Your task is to repeat the entries underneath exactly, minus the pictures.

── GIVEN DATA

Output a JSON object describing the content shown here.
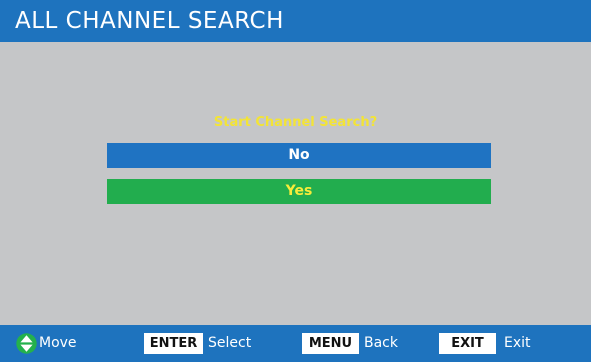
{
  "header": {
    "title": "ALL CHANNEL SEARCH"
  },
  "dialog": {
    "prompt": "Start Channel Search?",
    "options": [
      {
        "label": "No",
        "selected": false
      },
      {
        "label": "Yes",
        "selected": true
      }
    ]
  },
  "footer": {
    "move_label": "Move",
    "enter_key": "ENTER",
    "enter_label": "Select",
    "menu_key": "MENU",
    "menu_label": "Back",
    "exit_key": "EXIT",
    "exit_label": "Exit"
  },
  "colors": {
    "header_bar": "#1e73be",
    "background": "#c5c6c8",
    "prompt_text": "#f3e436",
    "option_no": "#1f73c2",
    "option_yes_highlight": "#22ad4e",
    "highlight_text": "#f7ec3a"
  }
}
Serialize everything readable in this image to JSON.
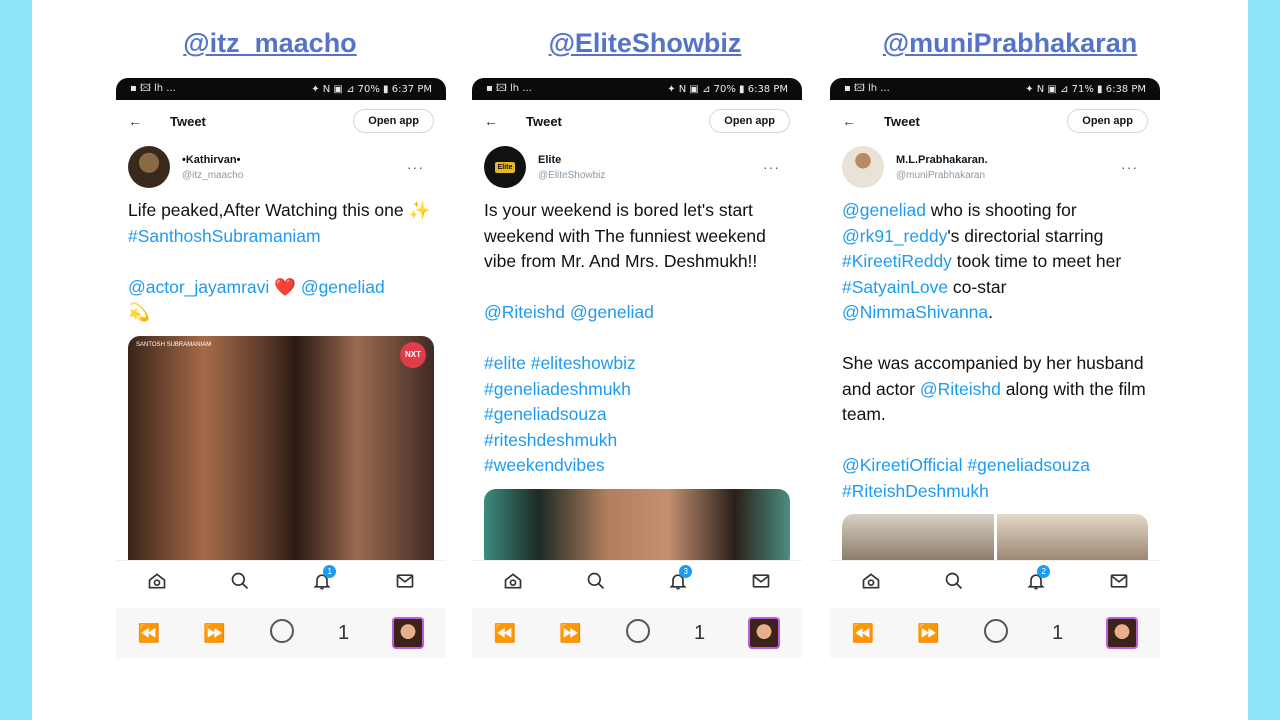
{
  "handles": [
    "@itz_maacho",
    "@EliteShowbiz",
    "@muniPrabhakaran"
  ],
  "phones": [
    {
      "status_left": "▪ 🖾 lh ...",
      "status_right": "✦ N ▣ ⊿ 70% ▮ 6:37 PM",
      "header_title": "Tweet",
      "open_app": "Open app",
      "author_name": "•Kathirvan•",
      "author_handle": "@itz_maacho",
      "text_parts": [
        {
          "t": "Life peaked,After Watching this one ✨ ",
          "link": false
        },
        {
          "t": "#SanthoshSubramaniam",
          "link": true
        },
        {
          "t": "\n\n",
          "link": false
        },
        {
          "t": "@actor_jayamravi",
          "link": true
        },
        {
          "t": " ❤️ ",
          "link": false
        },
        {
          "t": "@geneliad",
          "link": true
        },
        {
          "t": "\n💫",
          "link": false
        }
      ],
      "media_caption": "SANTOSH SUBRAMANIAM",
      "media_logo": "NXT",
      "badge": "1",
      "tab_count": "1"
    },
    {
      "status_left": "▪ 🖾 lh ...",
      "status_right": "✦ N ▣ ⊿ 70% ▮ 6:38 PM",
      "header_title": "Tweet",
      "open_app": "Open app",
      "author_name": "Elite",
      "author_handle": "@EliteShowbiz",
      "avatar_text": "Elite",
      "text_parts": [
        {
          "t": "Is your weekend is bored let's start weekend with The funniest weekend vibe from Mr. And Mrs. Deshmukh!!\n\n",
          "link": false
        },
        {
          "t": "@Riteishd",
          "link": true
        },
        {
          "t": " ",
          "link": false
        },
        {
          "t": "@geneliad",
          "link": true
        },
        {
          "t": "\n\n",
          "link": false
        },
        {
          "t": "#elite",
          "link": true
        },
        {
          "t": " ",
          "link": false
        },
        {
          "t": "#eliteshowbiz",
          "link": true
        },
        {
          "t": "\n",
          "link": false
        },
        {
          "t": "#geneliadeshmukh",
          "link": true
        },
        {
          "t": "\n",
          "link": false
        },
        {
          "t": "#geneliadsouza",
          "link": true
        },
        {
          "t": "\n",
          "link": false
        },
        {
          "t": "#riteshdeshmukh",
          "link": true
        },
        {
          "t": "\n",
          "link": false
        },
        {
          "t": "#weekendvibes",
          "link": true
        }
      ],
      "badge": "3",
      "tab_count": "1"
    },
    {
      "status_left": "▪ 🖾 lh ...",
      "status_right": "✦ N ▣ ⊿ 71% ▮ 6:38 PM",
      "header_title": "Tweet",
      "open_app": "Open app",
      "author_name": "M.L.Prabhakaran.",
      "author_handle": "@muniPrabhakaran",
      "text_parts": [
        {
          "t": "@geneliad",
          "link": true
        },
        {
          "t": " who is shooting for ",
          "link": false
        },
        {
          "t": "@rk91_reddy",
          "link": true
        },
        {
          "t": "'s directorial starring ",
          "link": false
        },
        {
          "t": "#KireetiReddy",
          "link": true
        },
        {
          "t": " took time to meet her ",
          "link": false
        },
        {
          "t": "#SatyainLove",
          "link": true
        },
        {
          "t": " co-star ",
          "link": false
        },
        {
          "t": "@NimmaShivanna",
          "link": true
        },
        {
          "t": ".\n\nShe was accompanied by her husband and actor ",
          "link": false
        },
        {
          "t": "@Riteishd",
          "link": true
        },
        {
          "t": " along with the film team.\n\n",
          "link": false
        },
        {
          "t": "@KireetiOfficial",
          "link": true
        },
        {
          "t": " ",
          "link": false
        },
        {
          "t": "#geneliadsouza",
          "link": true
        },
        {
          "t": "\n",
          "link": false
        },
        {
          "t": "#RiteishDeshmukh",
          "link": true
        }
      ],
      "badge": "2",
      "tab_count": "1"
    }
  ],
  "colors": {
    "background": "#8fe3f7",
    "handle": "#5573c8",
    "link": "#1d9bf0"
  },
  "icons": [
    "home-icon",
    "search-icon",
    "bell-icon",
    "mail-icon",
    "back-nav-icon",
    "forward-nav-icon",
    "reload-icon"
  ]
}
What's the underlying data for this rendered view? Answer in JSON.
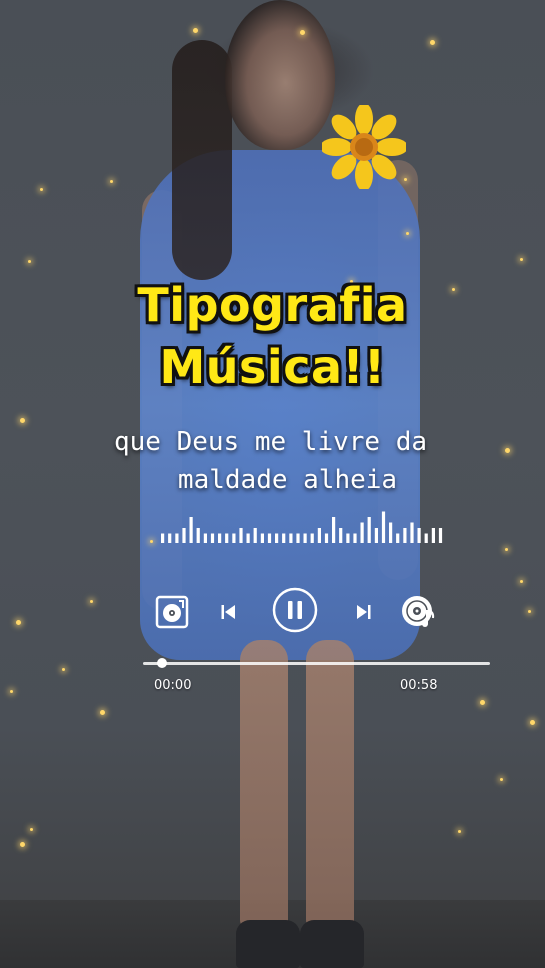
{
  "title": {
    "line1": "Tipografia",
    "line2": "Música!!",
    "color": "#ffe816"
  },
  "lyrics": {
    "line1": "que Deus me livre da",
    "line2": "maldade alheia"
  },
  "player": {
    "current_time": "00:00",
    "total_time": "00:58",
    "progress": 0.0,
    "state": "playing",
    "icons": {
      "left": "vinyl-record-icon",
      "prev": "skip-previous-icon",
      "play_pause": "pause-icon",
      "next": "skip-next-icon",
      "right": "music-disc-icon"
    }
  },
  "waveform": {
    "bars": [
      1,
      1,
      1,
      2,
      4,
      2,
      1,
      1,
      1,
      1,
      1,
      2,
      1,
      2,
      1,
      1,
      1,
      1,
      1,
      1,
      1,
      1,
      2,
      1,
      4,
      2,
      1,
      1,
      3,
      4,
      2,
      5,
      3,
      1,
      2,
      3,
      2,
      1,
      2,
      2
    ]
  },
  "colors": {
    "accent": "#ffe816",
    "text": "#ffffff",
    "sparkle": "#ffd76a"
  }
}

────

→ RESPONSE FOR THIS EXERCISE
Output a JSON object describing the content shown here.
{
  "header": {
    "title": "ALL CHANNEL SEARCH"
  },
  "dialog": {
    "prompt": "Start Channel Search?",
    "options": [
      {
        "label": "No",
        "selected": false
      },
      {
        "label": "Yes",
        "selected": true
      }
    ]
  },
  "footer": {
    "move_label": "Move",
    "enter_key": "ENTER",
    "enter_label": "Select",
    "menu_key": "MENU",
    "menu_label": "Back",
    "exit_key": "EXIT",
    "exit_label": "Exit"
  },
  "colors": {
    "header_bar": "#1e73be",
    "background": "#c5c6c8",
    "prompt_text": "#f3e436",
    "option_no": "#1f73c2",
    "option_yes_highlight": "#22ad4e",
    "highlight_text": "#f7ec3a"
  }
}
Serialize everything readable in this image to JSON.
{
  "handles": [
    "@itz_maacho",
    "@EliteShowbiz",
    "@muniPrabhakaran"
  ],
  "phones": [
    {
      "status_left": "▪ 🖾 lh ...",
      "status_right": "✦ N ▣ ⊿ 70% ▮ 6:37 PM",
      "header_title": "Tweet",
      "open_app": "Open app",
      "author_name": "•Kathirvan•",
      "author_handle": "@itz_maacho",
      "text_parts": [
        {
          "t": "Life peaked,After Watching this one ✨ ",
          "link": false
        },
        {
          "t": "#SanthoshSubramaniam",
          "link": true
        },
        {
          "t": "\n\n",
          "link": false
        },
        {
          "t": "@actor_jayamravi",
          "link": true
        },
        {
          "t": " ❤️ ",
          "link": false
        },
        {
          "t": "@geneliad",
          "link": true
        },
        {
          "t": "\n💫",
          "link": false
        }
      ],
      "media_caption": "SANTOSH SUBRAMANIAM",
      "media_logo": "NXT",
      "badge": "1",
      "tab_count": "1"
    },
    {
      "status_left": "▪ 🖾 lh ...",
      "status_right": "✦ N ▣ ⊿ 70% ▮ 6:38 PM",
      "header_title": "Tweet",
      "open_app": "Open app",
      "author_name": "Elite",
      "author_handle": "@EliteShowbiz",
      "avatar_text": "Elite",
      "text_parts": [
        {
          "t": "Is your weekend is bored let's start weekend with The funniest weekend vibe from Mr. And Mrs. Deshmukh!!\n\n",
          "link": false
        },
        {
          "t": "@Riteishd",
          "link": true
        },
        {
          "t": " ",
          "link": false
        },
        {
          "t": "@geneliad",
          "link": true
        },
        {
          "t": "\n\n",
          "link": false
        },
        {
          "t": "#elite",
          "link": true
        },
        {
          "t": " ",
          "link": false
        },
        {
          "t": "#eliteshowbiz",
          "link": true
        },
        {
          "t": "\n",
          "link": false
        },
        {
          "t": "#geneliadeshmukh",
          "link": true
        },
        {
          "t": "\n",
          "link": false
        },
        {
          "t": "#geneliadsouza",
          "link": true
        },
        {
          "t": "\n",
          "link": false
        },
        {
          "t": "#riteshdeshmukh",
          "link": true
        },
        {
          "t": "\n",
          "link": false
        },
        {
          "t": "#weekendvibes",
          "link": true
        }
      ],
      "badge": "3",
      "tab_count": "1"
    },
    {
      "status_left": "▪ 🖾 lh ...",
      "status_right": "✦ N ▣ ⊿ 71% ▮ 6:38 PM",
      "header_title": "Tweet",
      "open_app": "Open app",
      "author_name": "M.L.Prabhakaran.",
      "author_handle": "@muniPrabhakaran",
      "text_parts": [
        {
          "t": "@geneliad",
          "link": true
        },
        {
          "t": " who is shooting for ",
          "link": false
        },
        {
          "t": "@rk91_reddy",
          "link": true
        },
        {
          "t": "'s directorial starring ",
          "link": false
        },
        {
          "t": "#KireetiReddy",
          "link": true
        },
        {
          "t": " took time to meet her ",
          "link": false
        },
        {
          "t": "#SatyainLove",
          "link": true
        },
        {
          "t": " co-star ",
          "link": false
        },
        {
          "t": "@NimmaShivanna",
          "link": true
        },
        {
          "t": ".\n\nShe was accompanied by her husband and actor ",
          "link": false
        },
        {
          "t": "@Riteishd",
          "link": true
        },
        {
          "t": " along with the film team.\n\n",
          "link": false
        },
        {
          "t": "@KireetiOfficial",
          "link": true
        },
        {
          "t": " ",
          "link": false
        },
        {
          "t": "#geneliadsouza",
          "link": true
        },
        {
          "t": "\n",
          "link": false
        },
        {
          "t": "#RiteishDeshmukh",
          "link": true
        }
      ],
      "badge": "2",
      "tab_count": "1"
    }
  ],
  "colors": {
    "background": "#8fe3f7",
    "handle": "#5573c8",
    "link": "#1d9bf0"
  },
  "icons": [
    "home-icon",
    "search-icon",
    "bell-icon",
    "mail-icon",
    "back-nav-icon",
    "forward-nav-icon",
    "reload-icon"
  ]
}
What's the underlying data for this rendered view? Answer in JSON.
{
  "title": {
    "line1": "Tipografia",
    "line2": "Música!!",
    "color": "#ffe816"
  },
  "lyrics": {
    "line1": "que Deus me livre da",
    "line2": "maldade alheia"
  },
  "player": {
    "current_time": "00:00",
    "total_time": "00:58",
    "progress": 0.0,
    "state": "playing",
    "icons": {
      "left": "vinyl-record-icon",
      "prev": "skip-previous-icon",
      "play_pause": "pause-icon",
      "next": "skip-next-icon",
      "right": "music-disc-icon"
    }
  },
  "waveform": {
    "bars": [
      1,
      1,
      1,
      2,
      4,
      2,
      1,
      1,
      1,
      1,
      1,
      2,
      1,
      2,
      1,
      1,
      1,
      1,
      1,
      1,
      1,
      1,
      2,
      1,
      4,
      2,
      1,
      1,
      3,
      4,
      2,
      5,
      3,
      1,
      2,
      3,
      2,
      1,
      2,
      2
    ]
  },
  "colors": {
    "accent": "#ffe816",
    "text": "#ffffff",
    "sparkle": "#ffd76a"
  }
}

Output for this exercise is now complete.